### [Data rows]
● ● ● ●

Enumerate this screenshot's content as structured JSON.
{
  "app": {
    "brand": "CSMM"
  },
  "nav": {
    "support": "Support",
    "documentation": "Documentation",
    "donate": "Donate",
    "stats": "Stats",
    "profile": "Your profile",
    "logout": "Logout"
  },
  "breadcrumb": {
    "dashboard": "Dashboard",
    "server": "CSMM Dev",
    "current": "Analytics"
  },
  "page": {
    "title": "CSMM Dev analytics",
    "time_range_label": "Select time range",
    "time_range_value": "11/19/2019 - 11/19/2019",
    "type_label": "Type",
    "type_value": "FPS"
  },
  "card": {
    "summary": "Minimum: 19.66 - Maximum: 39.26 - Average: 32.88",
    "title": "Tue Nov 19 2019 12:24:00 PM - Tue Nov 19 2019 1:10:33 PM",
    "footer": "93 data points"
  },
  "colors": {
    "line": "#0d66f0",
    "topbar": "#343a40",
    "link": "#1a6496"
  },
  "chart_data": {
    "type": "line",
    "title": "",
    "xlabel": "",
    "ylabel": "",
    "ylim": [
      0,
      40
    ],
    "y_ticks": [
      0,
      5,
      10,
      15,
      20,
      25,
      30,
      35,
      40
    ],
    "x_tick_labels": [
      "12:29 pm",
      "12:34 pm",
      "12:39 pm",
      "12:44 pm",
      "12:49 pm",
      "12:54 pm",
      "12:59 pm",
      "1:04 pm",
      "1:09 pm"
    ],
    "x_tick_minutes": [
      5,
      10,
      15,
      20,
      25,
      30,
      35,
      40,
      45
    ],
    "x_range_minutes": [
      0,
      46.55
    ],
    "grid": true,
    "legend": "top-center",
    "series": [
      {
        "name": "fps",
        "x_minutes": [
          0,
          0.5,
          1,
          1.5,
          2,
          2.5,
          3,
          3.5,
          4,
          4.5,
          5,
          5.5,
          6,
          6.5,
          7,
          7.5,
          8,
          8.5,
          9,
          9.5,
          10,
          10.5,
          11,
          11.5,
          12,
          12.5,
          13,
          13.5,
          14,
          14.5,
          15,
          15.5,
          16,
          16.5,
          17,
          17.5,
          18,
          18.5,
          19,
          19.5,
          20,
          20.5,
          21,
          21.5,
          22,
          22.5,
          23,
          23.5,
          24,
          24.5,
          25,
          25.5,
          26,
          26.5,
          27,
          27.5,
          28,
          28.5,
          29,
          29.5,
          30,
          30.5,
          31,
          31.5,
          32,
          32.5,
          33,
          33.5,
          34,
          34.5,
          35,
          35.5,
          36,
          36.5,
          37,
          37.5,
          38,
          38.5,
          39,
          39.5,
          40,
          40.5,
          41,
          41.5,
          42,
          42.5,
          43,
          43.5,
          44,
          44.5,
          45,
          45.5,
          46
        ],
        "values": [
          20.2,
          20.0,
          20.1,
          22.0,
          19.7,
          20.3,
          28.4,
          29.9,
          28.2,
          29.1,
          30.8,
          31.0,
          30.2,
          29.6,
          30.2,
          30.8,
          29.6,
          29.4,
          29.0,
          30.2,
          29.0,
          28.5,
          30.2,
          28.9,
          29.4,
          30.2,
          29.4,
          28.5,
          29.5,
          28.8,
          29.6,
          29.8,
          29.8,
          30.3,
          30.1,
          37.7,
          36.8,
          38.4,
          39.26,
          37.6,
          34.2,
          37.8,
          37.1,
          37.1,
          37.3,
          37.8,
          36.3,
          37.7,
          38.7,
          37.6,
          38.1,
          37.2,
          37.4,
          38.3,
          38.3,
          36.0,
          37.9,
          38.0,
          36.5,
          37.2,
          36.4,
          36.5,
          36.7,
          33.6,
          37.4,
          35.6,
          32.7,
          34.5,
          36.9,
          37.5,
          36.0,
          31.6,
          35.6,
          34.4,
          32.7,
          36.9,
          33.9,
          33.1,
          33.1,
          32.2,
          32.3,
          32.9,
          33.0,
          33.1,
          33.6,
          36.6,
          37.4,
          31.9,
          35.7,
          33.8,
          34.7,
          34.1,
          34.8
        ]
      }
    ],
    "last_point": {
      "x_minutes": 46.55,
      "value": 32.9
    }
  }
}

● ● ● ●

### [Your objective]
Write out all the data again, exactly as it appears.

### [Exercise answer]
Enumerate this screenshot's content as structured JSON.
{
  "app": {
    "brand": "CSMM"
  },
  "nav": {
    "support": "Support",
    "documentation": "Documentation",
    "donate": "Donate",
    "stats": "Stats",
    "profile": "Your profile",
    "logout": "Logout"
  },
  "breadcrumb": {
    "dashboard": "Dashboard",
    "server": "CSMM Dev",
    "current": "Analytics"
  },
  "page": {
    "title": "CSMM Dev analytics",
    "time_range_label": "Select time range",
    "time_range_value": "11/19/2019 - 11/19/2019",
    "type_label": "Type",
    "type_value": "FPS"
  },
  "card": {
    "summary": "Minimum: 19.66 - Maximum: 39.26 - Average: 32.88",
    "title": "Tue Nov 19 2019 12:24:00 PM - Tue Nov 19 2019 1:10:33 PM",
    "footer": "93 data points"
  },
  "colors": {
    "line": "#0d66f0",
    "topbar": "#343a40",
    "link": "#1a6496"
  },
  "chart_data": {
    "type": "line",
    "title": "",
    "xlabel": "",
    "ylabel": "",
    "ylim": [
      0,
      40
    ],
    "y_ticks": [
      0,
      5,
      10,
      15,
      20,
      25,
      30,
      35,
      40
    ],
    "x_tick_labels": [
      "12:29 pm",
      "12:34 pm",
      "12:39 pm",
      "12:44 pm",
      "12:49 pm",
      "12:54 pm",
      "12:59 pm",
      "1:04 pm",
      "1:09 pm"
    ],
    "x_tick_minutes": [
      5,
      10,
      15,
      20,
      25,
      30,
      35,
      40,
      45
    ],
    "x_range_minutes": [
      0,
      46.55
    ],
    "grid": true,
    "legend": "top-center",
    "series": [
      {
        "name": "fps",
        "x_minutes": [
          0,
          0.5,
          1,
          1.5,
          2,
          2.5,
          3,
          3.5,
          4,
          4.5,
          5,
          5.5,
          6,
          6.5,
          7,
          7.5,
          8,
          8.5,
          9,
          9.5,
          10,
          10.5,
          11,
          11.5,
          12,
          12.5,
          13,
          13.5,
          14,
          14.5,
          15,
          15.5,
          16,
          16.5,
          17,
          17.5,
          18,
          18.5,
          19,
          19.5,
          20,
          20.5,
          21,
          21.5,
          22,
          22.5,
          23,
          23.5,
          24,
          24.5,
          25,
          25.5,
          26,
          26.5,
          27,
          27.5,
          28,
          28.5,
          29,
          29.5,
          30,
          30.5,
          31,
          31.5,
          32,
          32.5,
          33,
          33.5,
          34,
          34.5,
          35,
          35.5,
          36,
          36.5,
          37,
          37.5,
          38,
          38.5,
          39,
          39.5,
          40,
          40.5,
          41,
          41.5,
          42,
          42.5,
          43,
          43.5,
          44,
          44.5,
          45,
          45.5,
          46
        ],
        "values": [
          20.2,
          20.0,
          20.1,
          22.0,
          19.7,
          20.3,
          28.4,
          29.9,
          28.2,
          29.1,
          30.8,
          31.0,
          30.2,
          29.6,
          30.2,
          30.8,
          29.6,
          29.4,
          29.0,
          30.2,
          29.0,
          28.5,
          30.2,
          28.9,
          29.4,
          30.2,
          29.4,
          28.5,
          29.5,
          28.8,
          29.6,
          29.8,
          29.8,
          30.3,
          30.1,
          37.7,
          36.8,
          38.4,
          39.26,
          37.6,
          34.2,
          37.8,
          37.1,
          37.1,
          37.3,
          37.8,
          36.3,
          37.7,
          38.7,
          37.6,
          38.1,
          37.2,
          37.4,
          38.3,
          38.3,
          36.0,
          37.9,
          38.0,
          36.5,
          37.2,
          36.4,
          36.5,
          36.7,
          33.6,
          37.4,
          35.6,
          32.7,
          34.5,
          36.9,
          37.5,
          36.0,
          31.6,
          35.6,
          34.4,
          32.7,
          36.9,
          33.9,
          33.1,
          33.1,
          32.2,
          32.3,
          32.9,
          33.0,
          33.1,
          33.6,
          36.6,
          37.4,
          31.9,
          35.7,
          33.8,
          34.7,
          34.1,
          34.8
        ]
      }
    ],
    "last_point": {
      "x_minutes": 46.55,
      "value": 32.9
    }
  }
}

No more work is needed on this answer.